Soal 1. Lembaga negara dan partai politik apa saja yang disebut dalam artikel tentang putusan PN Jakpus soal penundaan pemilu?
Soal 2. Teruskan artikel tentang putusan PN Jakpus soal penundaan pemilu, mulai setelah kalimat terakhir yang ada.

Baca berita tanpa iklan. Gabung Kompas.com+

PN Jakpus Jadi Bulan-bulanan Pakar Hukum Usai Perintahkan Tunda Pemilu

Kompas.com - 03/03/2023, 07:23 WIB
Vitorio Mantalean,
Dani Prabowo

Tim Redaksi

JAKARTA, KOMPAS.com - Pengadilan Negeri Jakarta Pusat (PN Jakpus) jadi bulan-bulanan pakar hukum tata negara.

Pasalnya, dalam putusan yang dibacakan kemarin, Kamis (2/3/2023), PN Jakpus menghukum KPU "tidak melaksanakan sisa tahapan pemilu" dan "melaksanakan tahapan pemilu dari awal selama 2 tahun 4 bulan dan 7 hari", yang berimbas pada penundaan pemilu.

Putusan ini berangkat dari gugatan perdata yang dilayangkan Partai Rakyat Adil Makmur (PRIMA) yang merasa dirugikan oleh KPU karena dinyatakan tidak memenuhi syarat verifikasi administrasi partai politik calon peserta Pemilu 2024, sehingga tak bisa ambil bagian dalam Pemilu 2024.

Baris Ditampilkan.
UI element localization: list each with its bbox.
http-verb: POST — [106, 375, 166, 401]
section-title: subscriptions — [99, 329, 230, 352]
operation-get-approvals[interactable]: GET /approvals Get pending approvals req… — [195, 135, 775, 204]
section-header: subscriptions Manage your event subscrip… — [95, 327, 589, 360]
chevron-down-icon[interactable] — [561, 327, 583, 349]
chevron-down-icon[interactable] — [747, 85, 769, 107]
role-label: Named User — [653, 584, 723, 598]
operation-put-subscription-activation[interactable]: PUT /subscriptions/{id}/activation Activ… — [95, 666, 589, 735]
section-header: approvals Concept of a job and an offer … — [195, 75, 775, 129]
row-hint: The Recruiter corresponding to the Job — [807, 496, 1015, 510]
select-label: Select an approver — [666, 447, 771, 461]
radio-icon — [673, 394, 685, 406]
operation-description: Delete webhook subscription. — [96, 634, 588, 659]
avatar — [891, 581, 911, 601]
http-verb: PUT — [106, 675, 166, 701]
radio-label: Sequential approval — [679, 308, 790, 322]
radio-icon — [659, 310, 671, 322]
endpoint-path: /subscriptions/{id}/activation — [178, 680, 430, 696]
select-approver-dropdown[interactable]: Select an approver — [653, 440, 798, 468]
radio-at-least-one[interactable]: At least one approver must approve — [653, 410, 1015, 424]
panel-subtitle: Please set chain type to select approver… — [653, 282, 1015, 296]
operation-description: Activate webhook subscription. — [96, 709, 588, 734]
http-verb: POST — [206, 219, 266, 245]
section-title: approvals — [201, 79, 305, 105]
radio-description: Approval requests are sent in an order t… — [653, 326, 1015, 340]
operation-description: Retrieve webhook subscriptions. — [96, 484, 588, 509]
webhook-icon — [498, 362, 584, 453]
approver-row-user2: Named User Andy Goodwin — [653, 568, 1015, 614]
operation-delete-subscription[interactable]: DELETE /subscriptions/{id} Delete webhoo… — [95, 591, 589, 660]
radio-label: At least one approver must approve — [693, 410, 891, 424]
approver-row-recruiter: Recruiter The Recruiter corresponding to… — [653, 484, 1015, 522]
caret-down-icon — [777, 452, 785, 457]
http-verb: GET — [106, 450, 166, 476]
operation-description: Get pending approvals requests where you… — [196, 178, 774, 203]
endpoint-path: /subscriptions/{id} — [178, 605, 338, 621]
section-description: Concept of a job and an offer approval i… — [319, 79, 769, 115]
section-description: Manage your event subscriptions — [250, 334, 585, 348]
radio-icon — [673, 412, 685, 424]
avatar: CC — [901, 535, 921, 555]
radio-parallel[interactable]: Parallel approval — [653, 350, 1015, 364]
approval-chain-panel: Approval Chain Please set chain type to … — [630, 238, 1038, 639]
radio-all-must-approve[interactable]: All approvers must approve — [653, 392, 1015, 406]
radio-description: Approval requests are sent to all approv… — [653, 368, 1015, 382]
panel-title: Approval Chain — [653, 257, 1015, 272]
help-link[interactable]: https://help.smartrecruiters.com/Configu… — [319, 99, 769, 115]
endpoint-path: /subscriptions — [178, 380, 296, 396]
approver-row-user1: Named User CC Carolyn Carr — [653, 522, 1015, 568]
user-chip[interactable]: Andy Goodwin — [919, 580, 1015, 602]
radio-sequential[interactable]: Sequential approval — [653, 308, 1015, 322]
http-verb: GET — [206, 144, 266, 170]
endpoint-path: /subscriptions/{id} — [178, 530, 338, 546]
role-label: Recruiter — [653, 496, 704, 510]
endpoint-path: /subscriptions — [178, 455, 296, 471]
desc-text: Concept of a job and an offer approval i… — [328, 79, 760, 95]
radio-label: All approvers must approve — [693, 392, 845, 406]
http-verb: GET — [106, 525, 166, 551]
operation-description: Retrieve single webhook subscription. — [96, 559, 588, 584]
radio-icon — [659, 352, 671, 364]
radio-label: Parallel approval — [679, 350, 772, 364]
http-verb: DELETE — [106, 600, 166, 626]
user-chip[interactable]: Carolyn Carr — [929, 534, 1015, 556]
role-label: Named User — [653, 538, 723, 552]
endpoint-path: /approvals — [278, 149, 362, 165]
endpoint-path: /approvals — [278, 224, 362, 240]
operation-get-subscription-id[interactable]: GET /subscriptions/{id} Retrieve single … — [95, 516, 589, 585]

Jawaban 1.
- Pengadilan Negeri Jakarta Pusat (PN Jakpus)
- KPU
- Partai Rakyat Adil Makmur (PRIMA)

Jawaban 2.
Baca juga: Perjalanan PRIMA Gugat KPU 4 Kali hingga Menang di PN Jakpus, Berujung Kisruh Tunda Pemilu

Mahfud MD: PN Jakpus bikin sensasi

Menteri Koordinator Bidang Politik, Hukum, dan Keamanan (Menko Polhukam) yang juga eks Ketua Mahkamah Konstitusi, Mahfud MD, menilai PN Jakpus bertindak terlalu jauh.

"PN Jakpus membuat sensasi berlebihan," kata dia dalam keterangannya, Kamis (2/3/2023) petang.

Ia beranggapan, vonis PN Jakpus salah dan mudah dipatahkan karena sengketa terkait proses, administrasi, dan hasil pemilu diatur tersendiri dalam UU Pemilu.

Ia menyoroti, bukan kompetensi pengadilan negeri menangani sengketa pemilu.

“Sengketa sebelum pencoblosan jika terkait proses administrasi, yang memutus harus Bawaslu, tapi jika soal keputusan kepesertaan paling jauh hanya bisa digugat ke PTUN,” ujar Mahfud.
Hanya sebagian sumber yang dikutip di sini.